──────── Records supplied ────────

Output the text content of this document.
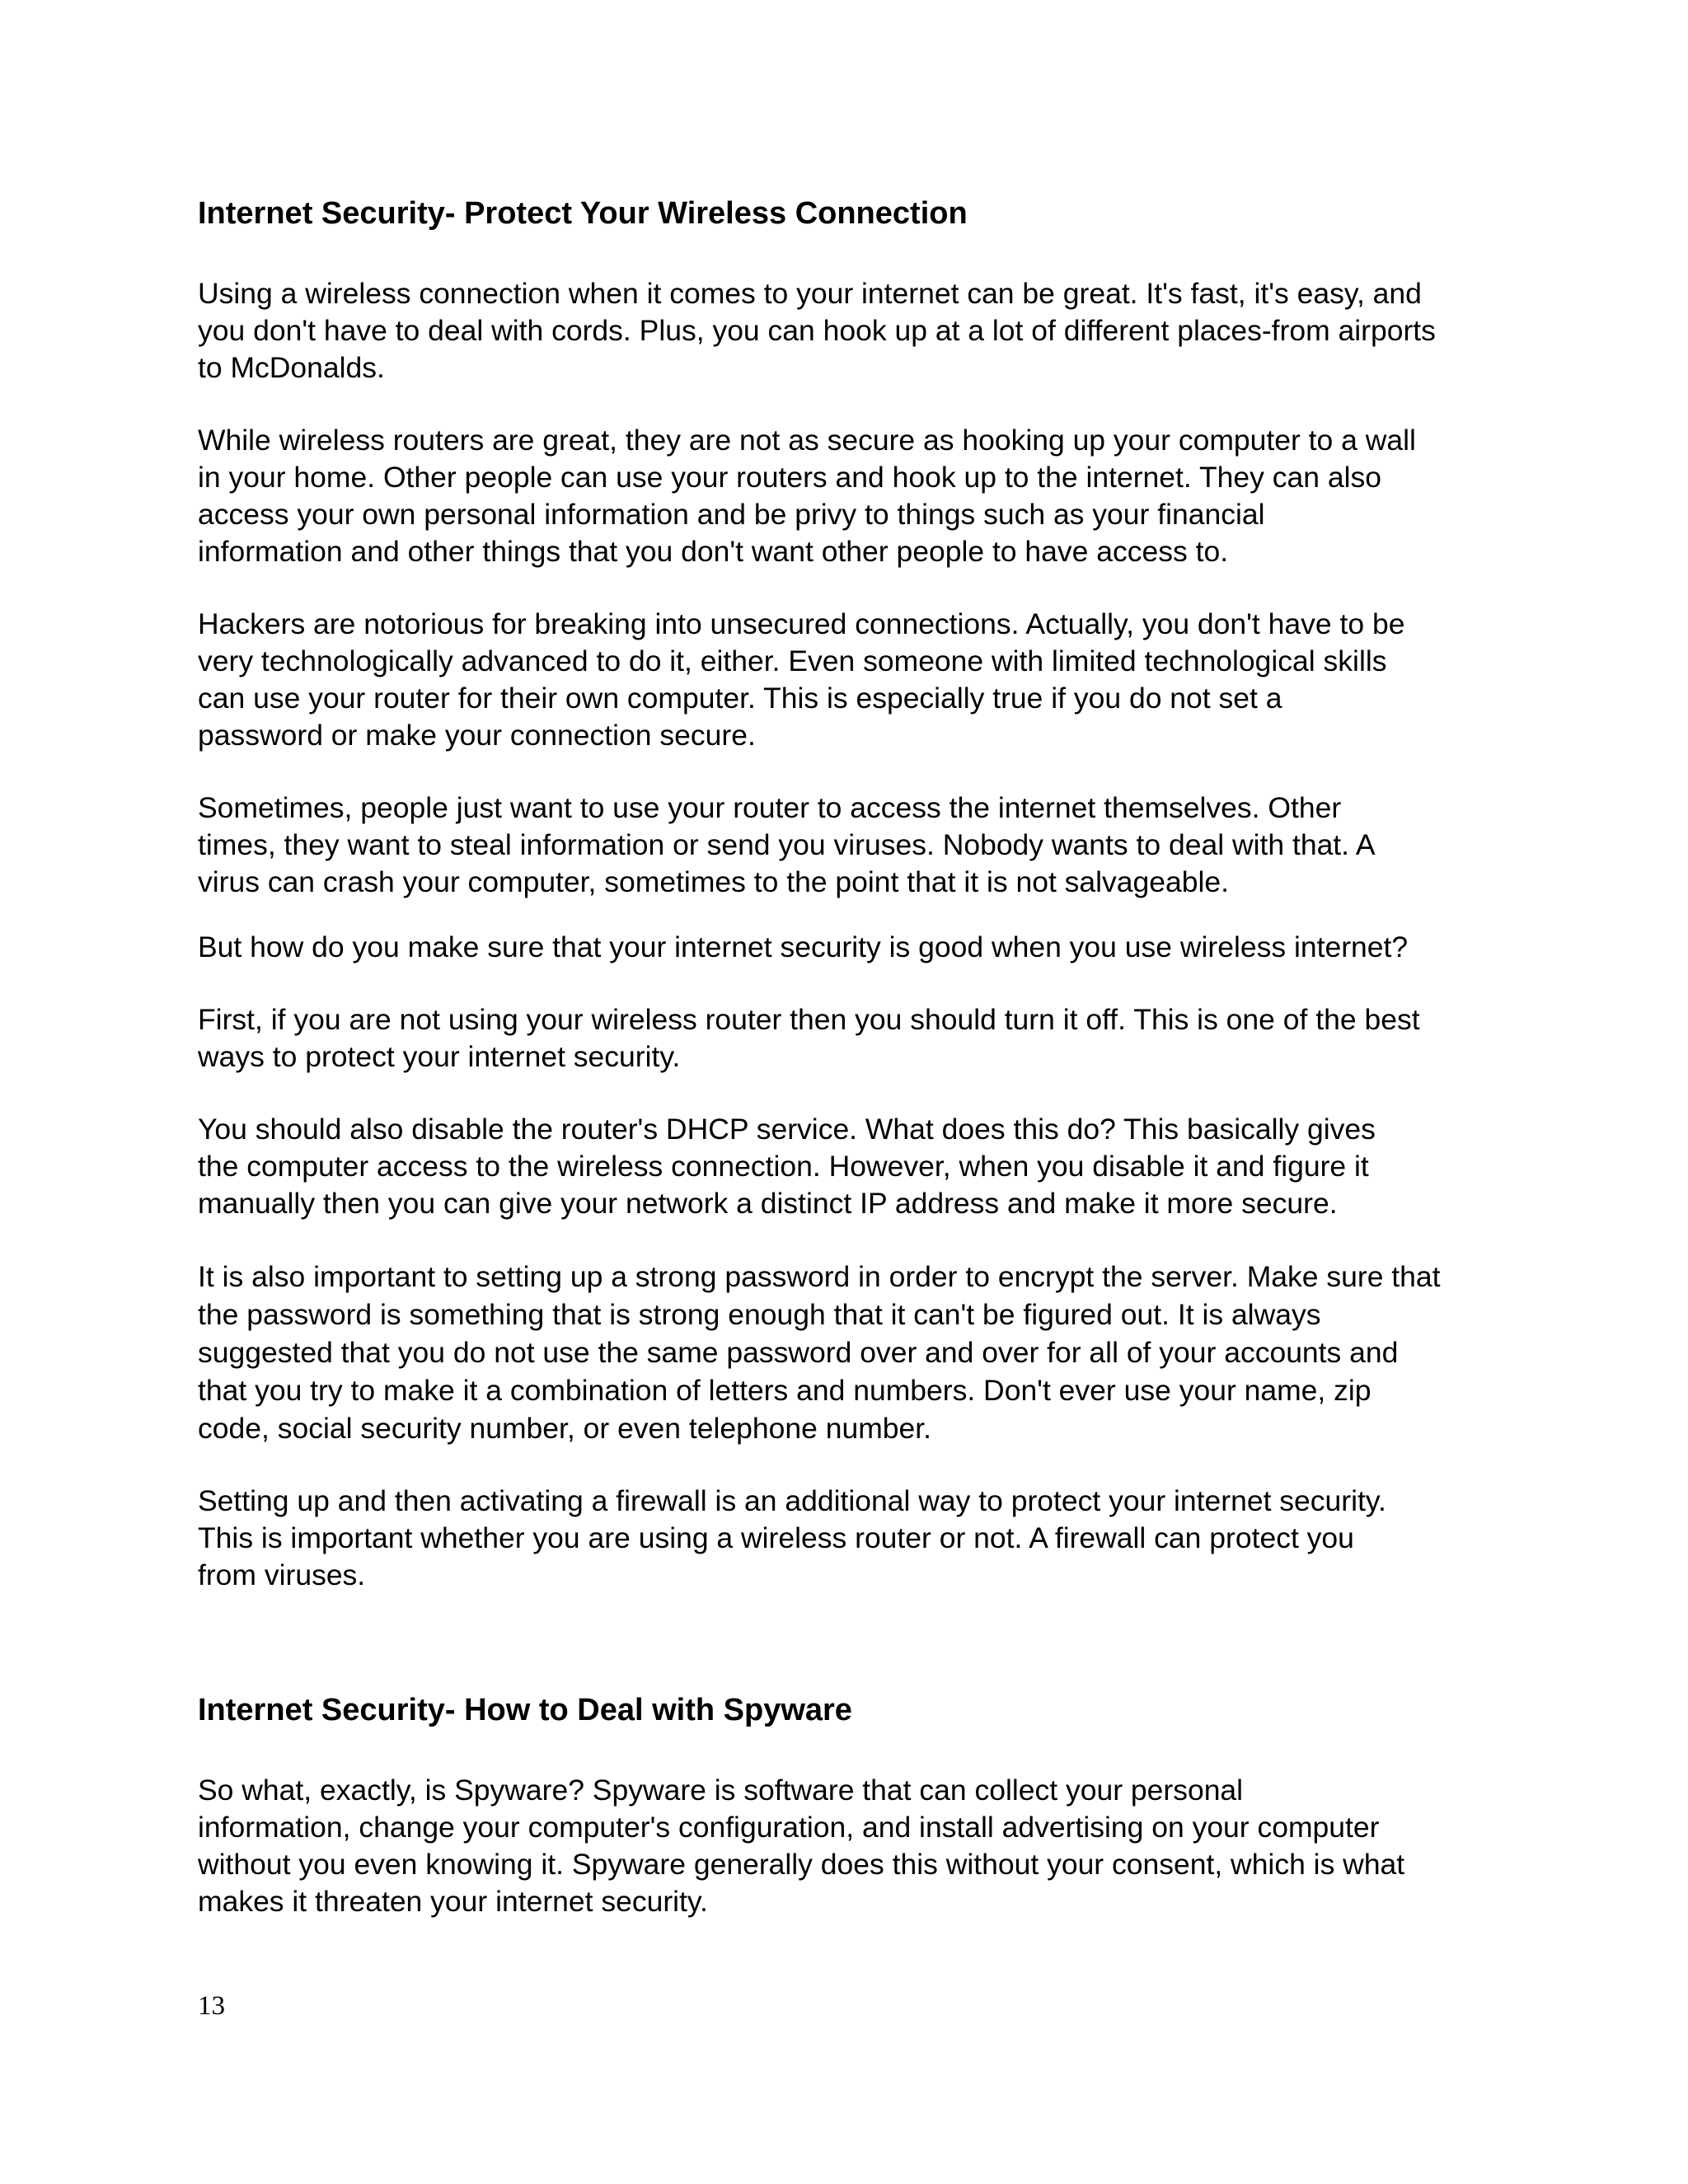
Internet Security- Protect Your Wireless Connection

Using a wireless connection when it comes to your internet can be great. It's fast, it's easy, and
you don't have to deal with cords. Plus, you can hook up at a lot of different places-from airports
to McDonalds.

While wireless routers are great, they are not as secure as hooking up your computer to a wall
in your home. Other people can use your routers and hook up to the internet. They can also
access your own personal information and be privy to things such as your financial
information and other things that you don't want other people to have access to.

Hackers are notorious for breaking into unsecured connections. Actually, you don't have to be
very technologically advanced to do it, either. Even someone with limited technological skills
can use your router for their own computer. This is especially true if you do not set a
password or make your connection secure.

Sometimes, people just want to use your router to access the internet themselves. Other
times, they want to steal information or send you viruses. Nobody wants to deal with that. A
virus can crash your computer, sometimes to the point that it is not salvageable.

But how do you make sure that your internet security is good when you use wireless internet?

First, if you are not using your wireless router then you should turn it off. This is one of the best
ways to protect your internet security.

You should also disable the router's DHCP service. What does this do? This basically gives
the computer access to the wireless connection. However, when you disable it and figure it
manually then you can give your network a distinct IP address and make it more secure.

It is also important to setting up a strong password in order to encrypt the server. Make sure that
the password is something that is strong enough that it can't be figured out. It is always
suggested that you do not use the same password over and over for all of your accounts and
that you try to make it a combination of letters and numbers. Don't ever use your name, zip
code, social security number, or even telephone number.

Setting up and then activating a firewall is an additional way to protect your internet security.
This is important whether you are using a wireless router or not. A firewall can protect you
from viruses.

Internet Security- How to Deal with Spyware

So what, exactly, is Spyware? Spyware is software that can collect your personal
information, change your computer's configuration, and install advertising on your computer
without you even knowing it. Spyware generally does this without your consent, which is what
makes it threaten your internet security.

13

────────

§ What the task requires
Each line above should be written out again exactly, without any image.

§ Output
Output the text content of this document.
Internet Security- Protect Your Wireless Connection

Using a wireless connection when it comes to your internet can be great. It's fast, it's easy, and
you don't have to deal with cords. Plus, you can hook up at a lot of different places-from airports
to McDonalds.

While wireless routers are great, they are not as secure as hooking up your computer to a wall
in your home. Other people can use your routers and hook up to the internet. They can also
access your own personal information and be privy to things such as your financial
information and other things that you don't want other people to have access to.

Hackers are notorious for breaking into unsecured connections. Actually, you don't have to be
very technologically advanced to do it, either. Even someone with limited technological skills
can use your router for their own computer. This is especially true if you do not set a
password or make your connection secure.

Sometimes, people just want to use your router to access the internet themselves. Other
times, they want to steal information or send you viruses. Nobody wants to deal with that. A
virus can crash your computer, sometimes to the point that it is not salvageable.

But how do you make sure that your internet security is good when you use wireless internet?

First, if you are not using your wireless router then you should turn it off. This is one of the best
ways to protect your internet security.

You should also disable the router's DHCP service. What does this do? This basically gives
the computer access to the wireless connection. However, when you disable it and figure it
manually then you can give your network a distinct IP address and make it more secure.

It is also important to setting up a strong password in order to encrypt the server. Make sure that
the password is something that is strong enough that it can't be figured out. It is always
suggested that you do not use the same password over and over for all of your accounts and
that you try to make it a combination of letters and numbers. Don't ever use your name, zip
code, social security number, or even telephone number.

Setting up and then activating a firewall is an additional way to protect your internet security.
This is important whether you are using a wireless router or not. A firewall can protect you
from viruses.

Internet Security- How to Deal with Spyware

So what, exactly, is Spyware? Spyware is software that can collect your personal
information, change your computer's configuration, and install advertising on your computer
without you even knowing it. Spyware generally does this without your consent, which is what
makes it threaten your internet security.

13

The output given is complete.